Data provided |
┌────────
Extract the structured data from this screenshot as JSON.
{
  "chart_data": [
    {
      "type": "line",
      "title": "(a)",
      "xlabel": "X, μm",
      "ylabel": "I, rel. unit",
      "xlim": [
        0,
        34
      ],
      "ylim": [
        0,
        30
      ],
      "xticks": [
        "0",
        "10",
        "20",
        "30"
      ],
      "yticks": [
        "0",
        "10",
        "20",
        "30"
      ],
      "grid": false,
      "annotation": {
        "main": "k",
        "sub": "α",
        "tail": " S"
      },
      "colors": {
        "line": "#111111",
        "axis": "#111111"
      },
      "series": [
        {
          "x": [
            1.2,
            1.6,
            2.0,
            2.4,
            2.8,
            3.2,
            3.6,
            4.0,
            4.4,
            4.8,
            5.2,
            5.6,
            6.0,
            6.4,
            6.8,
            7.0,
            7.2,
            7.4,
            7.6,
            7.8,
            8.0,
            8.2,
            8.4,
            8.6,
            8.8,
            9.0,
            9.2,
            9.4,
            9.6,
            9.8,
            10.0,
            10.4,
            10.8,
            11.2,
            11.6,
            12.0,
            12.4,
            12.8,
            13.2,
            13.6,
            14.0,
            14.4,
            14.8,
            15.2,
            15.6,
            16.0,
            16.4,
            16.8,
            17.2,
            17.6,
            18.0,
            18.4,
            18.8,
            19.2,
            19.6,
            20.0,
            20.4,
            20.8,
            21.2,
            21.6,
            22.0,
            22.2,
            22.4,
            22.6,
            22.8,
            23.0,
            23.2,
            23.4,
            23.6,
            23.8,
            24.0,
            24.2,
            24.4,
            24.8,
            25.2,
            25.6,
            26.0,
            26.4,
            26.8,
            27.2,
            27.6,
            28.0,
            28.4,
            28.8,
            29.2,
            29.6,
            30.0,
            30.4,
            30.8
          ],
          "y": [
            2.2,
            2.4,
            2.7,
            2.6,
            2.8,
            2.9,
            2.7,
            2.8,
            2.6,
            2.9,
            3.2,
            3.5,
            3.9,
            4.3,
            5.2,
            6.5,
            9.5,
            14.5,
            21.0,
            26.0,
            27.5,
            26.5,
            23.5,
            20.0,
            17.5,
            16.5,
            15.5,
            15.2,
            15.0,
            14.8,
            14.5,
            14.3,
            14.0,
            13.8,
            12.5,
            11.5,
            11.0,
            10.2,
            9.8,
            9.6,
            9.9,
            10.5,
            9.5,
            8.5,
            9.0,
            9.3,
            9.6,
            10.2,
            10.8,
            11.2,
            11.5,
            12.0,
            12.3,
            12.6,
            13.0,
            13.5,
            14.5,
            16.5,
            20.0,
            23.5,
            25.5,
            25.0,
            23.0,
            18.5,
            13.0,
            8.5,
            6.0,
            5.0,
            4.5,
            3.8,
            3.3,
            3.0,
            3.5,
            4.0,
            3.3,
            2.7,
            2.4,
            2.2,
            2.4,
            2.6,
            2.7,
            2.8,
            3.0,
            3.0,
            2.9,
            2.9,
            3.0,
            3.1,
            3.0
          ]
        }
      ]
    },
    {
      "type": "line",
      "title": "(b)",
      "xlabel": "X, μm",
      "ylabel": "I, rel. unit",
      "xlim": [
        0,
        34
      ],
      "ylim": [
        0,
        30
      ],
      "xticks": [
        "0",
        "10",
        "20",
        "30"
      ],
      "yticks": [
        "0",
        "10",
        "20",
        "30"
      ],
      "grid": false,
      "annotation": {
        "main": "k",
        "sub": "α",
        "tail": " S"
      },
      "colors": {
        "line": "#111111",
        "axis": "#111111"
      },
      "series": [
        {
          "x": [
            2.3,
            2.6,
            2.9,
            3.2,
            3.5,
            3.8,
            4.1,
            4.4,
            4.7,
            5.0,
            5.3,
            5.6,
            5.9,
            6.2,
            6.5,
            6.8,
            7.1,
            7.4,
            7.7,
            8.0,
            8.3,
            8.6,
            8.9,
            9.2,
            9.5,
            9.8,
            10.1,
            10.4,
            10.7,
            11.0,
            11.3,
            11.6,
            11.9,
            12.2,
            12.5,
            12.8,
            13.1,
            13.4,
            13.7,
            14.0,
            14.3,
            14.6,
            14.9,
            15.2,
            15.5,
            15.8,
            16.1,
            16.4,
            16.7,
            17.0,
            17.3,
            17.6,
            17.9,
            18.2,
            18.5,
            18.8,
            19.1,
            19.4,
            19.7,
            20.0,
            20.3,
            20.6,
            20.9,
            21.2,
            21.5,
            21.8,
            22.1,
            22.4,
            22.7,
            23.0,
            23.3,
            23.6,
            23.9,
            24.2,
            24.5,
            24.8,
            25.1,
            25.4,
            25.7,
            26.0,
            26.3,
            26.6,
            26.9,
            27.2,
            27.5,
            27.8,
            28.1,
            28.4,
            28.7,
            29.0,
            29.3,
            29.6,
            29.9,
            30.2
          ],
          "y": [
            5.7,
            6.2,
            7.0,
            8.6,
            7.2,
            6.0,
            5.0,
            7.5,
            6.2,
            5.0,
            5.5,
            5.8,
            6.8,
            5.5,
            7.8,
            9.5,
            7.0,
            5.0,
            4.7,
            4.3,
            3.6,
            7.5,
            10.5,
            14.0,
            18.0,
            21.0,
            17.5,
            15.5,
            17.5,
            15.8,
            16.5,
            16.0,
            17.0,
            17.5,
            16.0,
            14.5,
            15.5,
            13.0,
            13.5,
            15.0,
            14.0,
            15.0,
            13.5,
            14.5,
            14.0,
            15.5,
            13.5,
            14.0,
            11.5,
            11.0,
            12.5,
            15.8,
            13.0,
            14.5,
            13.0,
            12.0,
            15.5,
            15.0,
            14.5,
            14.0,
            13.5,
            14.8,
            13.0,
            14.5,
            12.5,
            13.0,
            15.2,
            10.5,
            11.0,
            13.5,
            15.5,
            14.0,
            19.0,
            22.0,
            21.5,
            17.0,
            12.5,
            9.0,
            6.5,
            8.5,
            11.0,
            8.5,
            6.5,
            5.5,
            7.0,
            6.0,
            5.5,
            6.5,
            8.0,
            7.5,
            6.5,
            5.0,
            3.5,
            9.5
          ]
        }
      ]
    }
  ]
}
└────────
Print every record above exactly as written.

Extract the structured data from this screenshot as JSON.
{
  "chart_data": [
    {
      "type": "line",
      "title": "(a)",
      "xlabel": "X, μm",
      "ylabel": "I, rel. unit",
      "xlim": [
        0,
        34
      ],
      "ylim": [
        0,
        30
      ],
      "xticks": [
        "0",
        "10",
        "20",
        "30"
      ],
      "yticks": [
        "0",
        "10",
        "20",
        "30"
      ],
      "grid": false,
      "annotation": {
        "main": "k",
        "sub": "α",
        "tail": " S"
      },
      "colors": {
        "line": "#111111",
        "axis": "#111111"
      },
      "series": [
        {
          "x": [
            1.2,
            1.6,
            2.0,
            2.4,
            2.8,
            3.2,
            3.6,
            4.0,
            4.4,
            4.8,
            5.2,
            5.6,
            6.0,
            6.4,
            6.8,
            7.0,
            7.2,
            7.4,
            7.6,
            7.8,
            8.0,
            8.2,
            8.4,
            8.6,
            8.8,
            9.0,
            9.2,
            9.4,
            9.6,
            9.8,
            10.0,
            10.4,
            10.8,
            11.2,
            11.6,
            12.0,
            12.4,
            12.8,
            13.2,
            13.6,
            14.0,
            14.4,
            14.8,
            15.2,
            15.6,
            16.0,
            16.4,
            16.8,
            17.2,
            17.6,
            18.0,
            18.4,
            18.8,
            19.2,
            19.6,
            20.0,
            20.4,
            20.8,
            21.2,
            21.6,
            22.0,
            22.2,
            22.4,
            22.6,
            22.8,
            23.0,
            23.2,
            23.4,
            23.6,
            23.8,
            24.0,
            24.2,
            24.4,
            24.8,
            25.2,
            25.6,
            26.0,
            26.4,
            26.8,
            27.2,
            27.6,
            28.0,
            28.4,
            28.8,
            29.2,
            29.6,
            30.0,
            30.4,
            30.8
          ],
          "y": [
            2.2,
            2.4,
            2.7,
            2.6,
            2.8,
            2.9,
            2.7,
            2.8,
            2.6,
            2.9,
            3.2,
            3.5,
            3.9,
            4.3,
            5.2,
            6.5,
            9.5,
            14.5,
            21.0,
            26.0,
            27.5,
            26.5,
            23.5,
            20.0,
            17.5,
            16.5,
            15.5,
            15.2,
            15.0,
            14.8,
            14.5,
            14.3,
            14.0,
            13.8,
            12.5,
            11.5,
            11.0,
            10.2,
            9.8,
            9.6,
            9.9,
            10.5,
            9.5,
            8.5,
            9.0,
            9.3,
            9.6,
            10.2,
            10.8,
            11.2,
            11.5,
            12.0,
            12.3,
            12.6,
            13.0,
            13.5,
            14.5,
            16.5,
            20.0,
            23.5,
            25.5,
            25.0,
            23.0,
            18.5,
            13.0,
            8.5,
            6.0,
            5.0,
            4.5,
            3.8,
            3.3,
            3.0,
            3.5,
            4.0,
            3.3,
            2.7,
            2.4,
            2.2,
            2.4,
            2.6,
            2.7,
            2.8,
            3.0,
            3.0,
            2.9,
            2.9,
            3.0,
            3.1,
            3.0
          ]
        }
      ]
    },
    {
      "type": "line",
      "title": "(b)",
      "xlabel": "X, μm",
      "ylabel": "I, rel. unit",
      "xlim": [
        0,
        34
      ],
      "ylim": [
        0,
        30
      ],
      "xticks": [
        "0",
        "10",
        "20",
        "30"
      ],
      "yticks": [
        "0",
        "10",
        "20",
        "30"
      ],
      "grid": false,
      "annotation": {
        "main": "k",
        "sub": "α",
        "tail": " S"
      },
      "colors": {
        "line": "#111111",
        "axis": "#111111"
      },
      "series": [
        {
          "x": [
            2.3,
            2.6,
            2.9,
            3.2,
            3.5,
            3.8,
            4.1,
            4.4,
            4.7,
            5.0,
            5.3,
            5.6,
            5.9,
            6.2,
            6.5,
            6.8,
            7.1,
            7.4,
            7.7,
            8.0,
            8.3,
            8.6,
            8.9,
            9.2,
            9.5,
            9.8,
            10.1,
            10.4,
            10.7,
            11.0,
            11.3,
            11.6,
            11.9,
            12.2,
            12.5,
            12.8,
            13.1,
            13.4,
            13.7,
            14.0,
            14.3,
            14.6,
            14.9,
            15.2,
            15.5,
            15.8,
            16.1,
            16.4,
            16.7,
            17.0,
            17.3,
            17.6,
            17.9,
            18.2,
            18.5,
            18.8,
            19.1,
            19.4,
            19.7,
            20.0,
            20.3,
            20.6,
            20.9,
            21.2,
            21.5,
            21.8,
            22.1,
            22.4,
            22.7,
            23.0,
            23.3,
            23.6,
            23.9,
            24.2,
            24.5,
            24.8,
            25.1,
            25.4,
            25.7,
            26.0,
            26.3,
            26.6,
            26.9,
            27.2,
            27.5,
            27.8,
            28.1,
            28.4,
            28.7,
            29.0,
            29.3,
            29.6,
            29.9,
            30.2
          ],
          "y": [
            5.7,
            6.2,
            7.0,
            8.6,
            7.2,
            6.0,
            5.0,
            7.5,
            6.2,
            5.0,
            5.5,
            5.8,
            6.8,
            5.5,
            7.8,
            9.5,
            7.0,
            5.0,
            4.7,
            4.3,
            3.6,
            7.5,
            10.5,
            14.0,
            18.0,
            21.0,
            17.5,
            15.5,
            17.5,
            15.8,
            16.5,
            16.0,
            17.0,
            17.5,
            16.0,
            14.5,
            15.5,
            13.0,
            13.5,
            15.0,
            14.0,
            15.0,
            13.5,
            14.5,
            14.0,
            15.5,
            13.5,
            14.0,
            11.5,
            11.0,
            12.5,
            15.8,
            13.0,
            14.5,
            13.0,
            12.0,
            15.5,
            15.0,
            14.5,
            14.0,
            13.5,
            14.8,
            13.0,
            14.5,
            12.5,
            13.0,
            15.2,
            10.5,
            11.0,
            13.5,
            15.5,
            14.0,
            19.0,
            22.0,
            21.5,
            17.0,
            12.5,
            9.0,
            6.5,
            8.5,
            11.0,
            8.5,
            6.5,
            5.5,
            7.0,
            6.0,
            5.5,
            6.5,
            8.0,
            7.5,
            6.5,
            5.0,
            3.5,
            9.5
          ]
        }
      ]
    }
  ]
}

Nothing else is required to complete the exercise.